### Direction
Find the string "BERPRESTASI" in the data, then copy every line where it is found.

### Listed entries
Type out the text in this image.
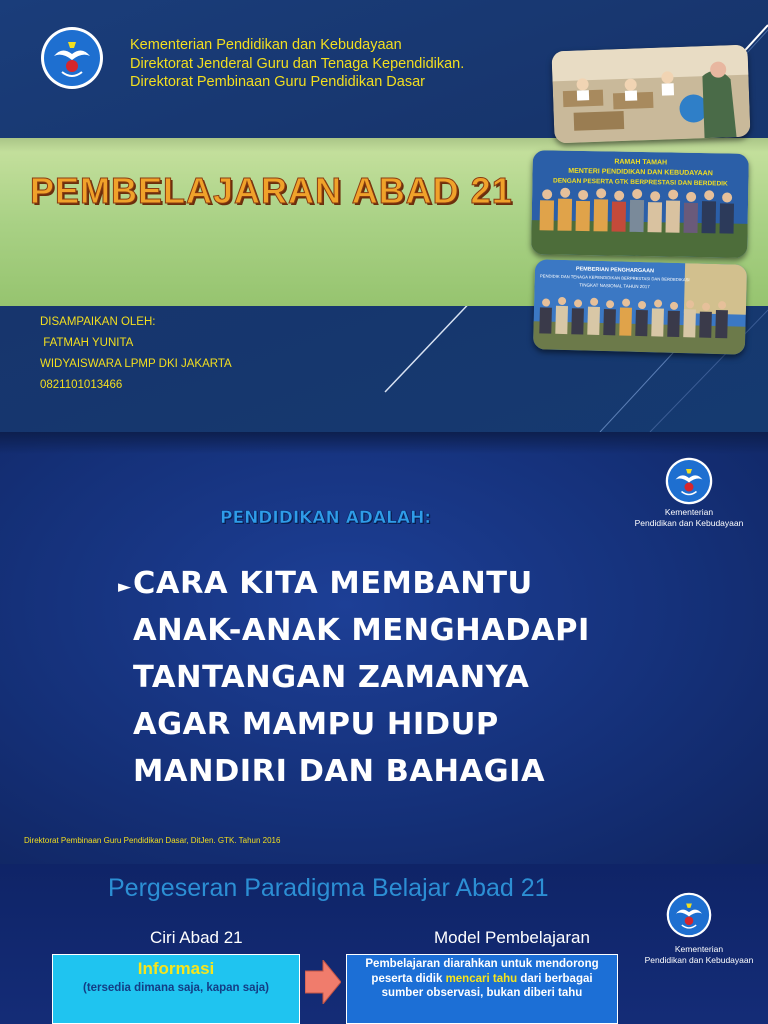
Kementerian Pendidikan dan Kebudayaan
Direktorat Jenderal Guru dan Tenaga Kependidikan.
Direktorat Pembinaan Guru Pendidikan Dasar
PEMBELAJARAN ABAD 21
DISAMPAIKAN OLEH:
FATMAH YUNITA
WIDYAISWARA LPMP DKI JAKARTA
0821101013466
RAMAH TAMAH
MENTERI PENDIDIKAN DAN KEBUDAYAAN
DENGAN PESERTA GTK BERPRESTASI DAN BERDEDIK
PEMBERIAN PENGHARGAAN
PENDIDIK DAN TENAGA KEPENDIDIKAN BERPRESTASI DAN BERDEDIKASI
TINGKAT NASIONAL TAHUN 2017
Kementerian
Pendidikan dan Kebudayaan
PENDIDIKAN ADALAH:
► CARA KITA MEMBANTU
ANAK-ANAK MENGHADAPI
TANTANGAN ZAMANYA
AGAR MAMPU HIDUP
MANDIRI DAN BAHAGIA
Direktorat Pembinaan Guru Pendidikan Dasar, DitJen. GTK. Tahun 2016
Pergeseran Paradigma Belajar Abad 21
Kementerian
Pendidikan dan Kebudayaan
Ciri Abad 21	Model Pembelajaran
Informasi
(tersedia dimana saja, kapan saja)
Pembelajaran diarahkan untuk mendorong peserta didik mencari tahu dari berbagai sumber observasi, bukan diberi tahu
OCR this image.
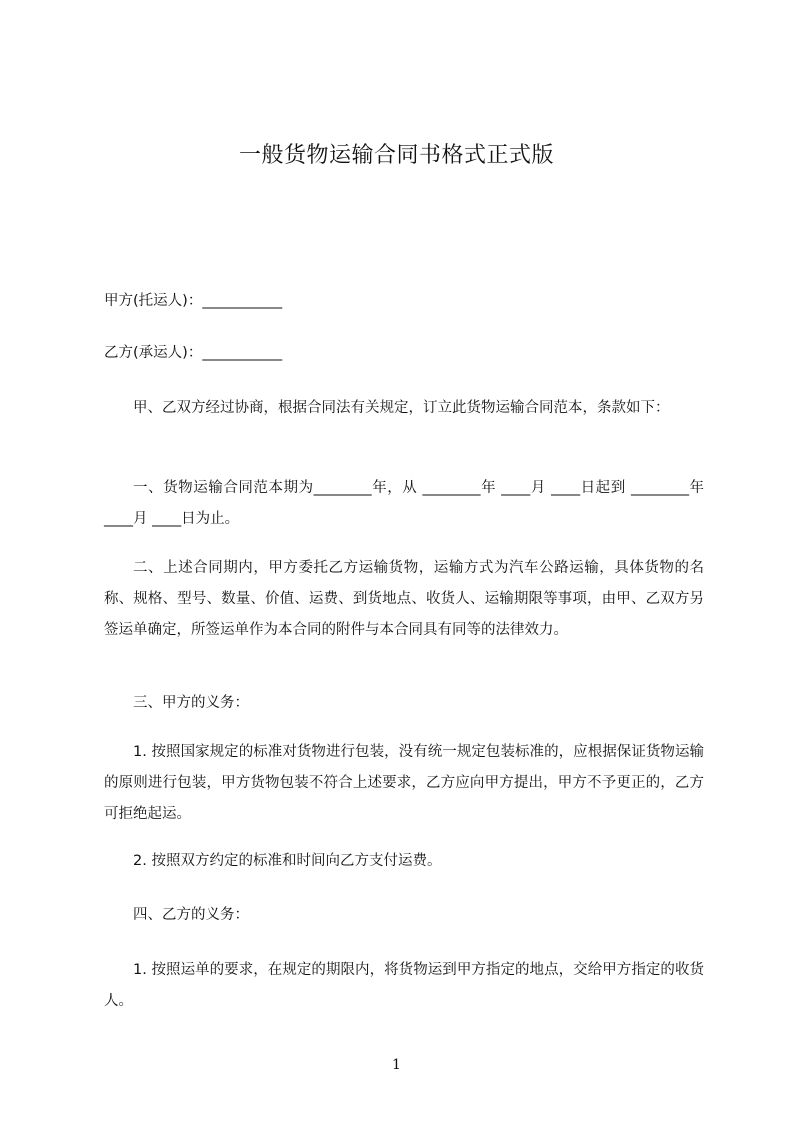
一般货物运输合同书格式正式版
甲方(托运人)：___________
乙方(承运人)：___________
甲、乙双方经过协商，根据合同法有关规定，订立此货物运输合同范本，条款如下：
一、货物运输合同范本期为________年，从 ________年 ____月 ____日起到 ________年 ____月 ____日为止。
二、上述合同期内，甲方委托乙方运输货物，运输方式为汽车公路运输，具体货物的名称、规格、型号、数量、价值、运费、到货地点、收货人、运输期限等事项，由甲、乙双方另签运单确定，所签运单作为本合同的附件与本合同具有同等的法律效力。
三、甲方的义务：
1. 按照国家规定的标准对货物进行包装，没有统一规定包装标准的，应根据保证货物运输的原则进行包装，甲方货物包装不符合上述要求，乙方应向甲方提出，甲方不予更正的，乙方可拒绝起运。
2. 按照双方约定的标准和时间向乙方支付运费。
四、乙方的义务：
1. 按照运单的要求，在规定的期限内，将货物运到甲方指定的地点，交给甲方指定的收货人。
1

---

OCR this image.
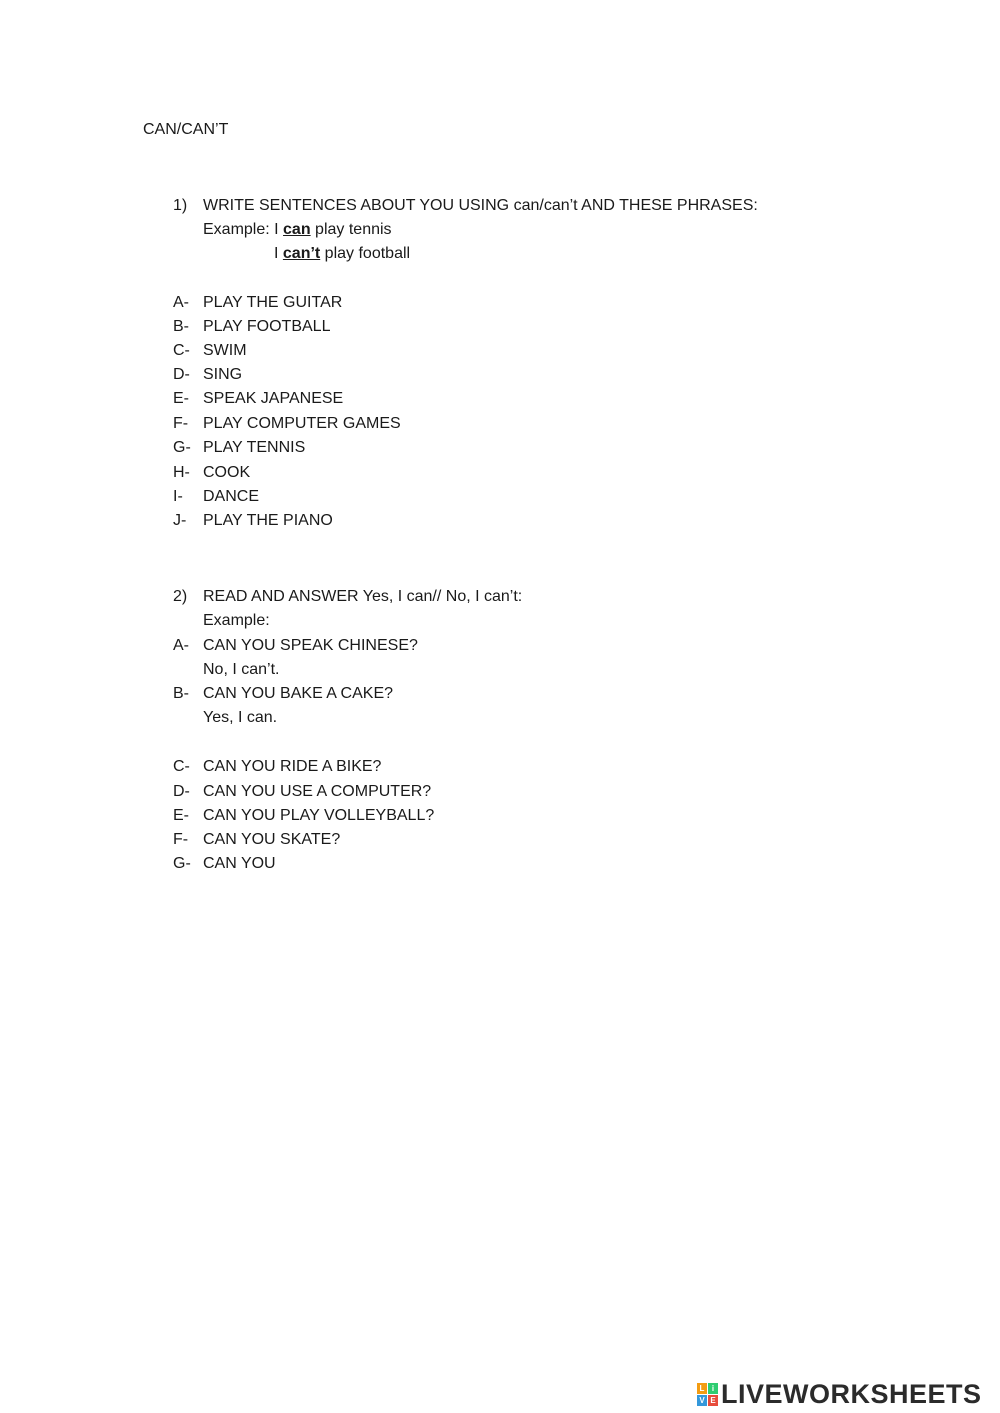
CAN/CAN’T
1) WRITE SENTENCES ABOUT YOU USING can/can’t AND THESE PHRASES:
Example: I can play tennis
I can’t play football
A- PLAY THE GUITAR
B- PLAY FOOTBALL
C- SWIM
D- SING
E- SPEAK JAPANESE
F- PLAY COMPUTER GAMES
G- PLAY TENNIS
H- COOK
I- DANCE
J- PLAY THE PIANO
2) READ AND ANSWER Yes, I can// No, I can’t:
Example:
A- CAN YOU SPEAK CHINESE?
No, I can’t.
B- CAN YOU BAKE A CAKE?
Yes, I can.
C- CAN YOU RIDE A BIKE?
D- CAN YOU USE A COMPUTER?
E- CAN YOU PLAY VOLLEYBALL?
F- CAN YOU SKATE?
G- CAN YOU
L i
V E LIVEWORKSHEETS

### Output of the task
DENGAN PESERTA GTK BERPRESTASI DAN BERDEDIK
PENDIDIK DAN TENAGA KEPENDIDIKAN BERPRESTASI DAN BERDEDIKASI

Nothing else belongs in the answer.